## SET TASK
Copy down every line where the string "name" shows up.

## GIVEN RECORDS
+---+
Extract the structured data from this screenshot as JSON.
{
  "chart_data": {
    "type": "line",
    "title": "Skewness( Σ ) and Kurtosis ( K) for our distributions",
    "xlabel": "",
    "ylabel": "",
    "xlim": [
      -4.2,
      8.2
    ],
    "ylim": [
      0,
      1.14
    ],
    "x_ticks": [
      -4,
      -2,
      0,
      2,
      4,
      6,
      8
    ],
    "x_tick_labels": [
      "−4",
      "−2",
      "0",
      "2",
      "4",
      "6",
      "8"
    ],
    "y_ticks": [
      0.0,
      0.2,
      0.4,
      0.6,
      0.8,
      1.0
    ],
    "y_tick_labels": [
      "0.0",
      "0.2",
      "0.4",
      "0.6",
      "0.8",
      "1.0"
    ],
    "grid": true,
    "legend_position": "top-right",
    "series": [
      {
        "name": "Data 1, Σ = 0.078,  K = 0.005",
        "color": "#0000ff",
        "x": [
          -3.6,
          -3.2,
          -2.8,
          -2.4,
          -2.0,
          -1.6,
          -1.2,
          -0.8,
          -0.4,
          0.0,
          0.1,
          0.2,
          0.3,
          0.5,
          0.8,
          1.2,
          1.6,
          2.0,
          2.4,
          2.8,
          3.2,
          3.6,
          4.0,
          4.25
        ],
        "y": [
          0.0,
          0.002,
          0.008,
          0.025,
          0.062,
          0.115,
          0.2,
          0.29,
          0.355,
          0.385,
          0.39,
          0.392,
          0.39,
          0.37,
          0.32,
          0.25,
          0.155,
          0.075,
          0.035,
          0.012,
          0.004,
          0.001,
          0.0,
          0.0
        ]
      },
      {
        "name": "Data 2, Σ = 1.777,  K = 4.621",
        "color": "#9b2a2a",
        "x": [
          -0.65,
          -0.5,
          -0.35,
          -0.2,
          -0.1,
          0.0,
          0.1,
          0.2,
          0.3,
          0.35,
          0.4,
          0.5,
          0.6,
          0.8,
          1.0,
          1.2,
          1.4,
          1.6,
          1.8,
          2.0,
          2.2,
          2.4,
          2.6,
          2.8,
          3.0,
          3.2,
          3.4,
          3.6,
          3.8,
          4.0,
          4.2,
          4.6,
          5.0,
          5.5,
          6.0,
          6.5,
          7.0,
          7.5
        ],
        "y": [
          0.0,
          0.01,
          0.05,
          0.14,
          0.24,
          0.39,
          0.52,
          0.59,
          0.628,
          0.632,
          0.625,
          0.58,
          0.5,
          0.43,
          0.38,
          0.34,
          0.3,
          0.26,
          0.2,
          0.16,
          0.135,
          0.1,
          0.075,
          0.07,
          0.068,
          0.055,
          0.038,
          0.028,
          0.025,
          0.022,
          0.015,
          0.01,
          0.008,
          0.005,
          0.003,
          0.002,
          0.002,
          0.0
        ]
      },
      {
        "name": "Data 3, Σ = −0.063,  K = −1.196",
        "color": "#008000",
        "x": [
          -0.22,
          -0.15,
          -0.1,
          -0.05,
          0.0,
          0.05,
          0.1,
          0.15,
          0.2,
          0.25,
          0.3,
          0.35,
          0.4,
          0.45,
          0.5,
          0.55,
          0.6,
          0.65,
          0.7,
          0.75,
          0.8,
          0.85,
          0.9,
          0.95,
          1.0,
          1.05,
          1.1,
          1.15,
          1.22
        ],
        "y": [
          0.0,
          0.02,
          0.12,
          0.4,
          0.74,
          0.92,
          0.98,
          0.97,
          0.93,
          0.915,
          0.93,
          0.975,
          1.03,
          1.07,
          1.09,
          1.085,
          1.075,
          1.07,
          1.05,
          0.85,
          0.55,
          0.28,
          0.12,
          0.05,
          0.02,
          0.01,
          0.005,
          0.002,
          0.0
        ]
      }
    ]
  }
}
+---+
## THE OUTPUT
        "name": "Data 1, Σ = 0.078,  K = 0.005",
        "name": "Data 2, Σ = 1.777,  K = 4.621",
        "name": "Data 3, Σ = −0.063,  K = −1.196",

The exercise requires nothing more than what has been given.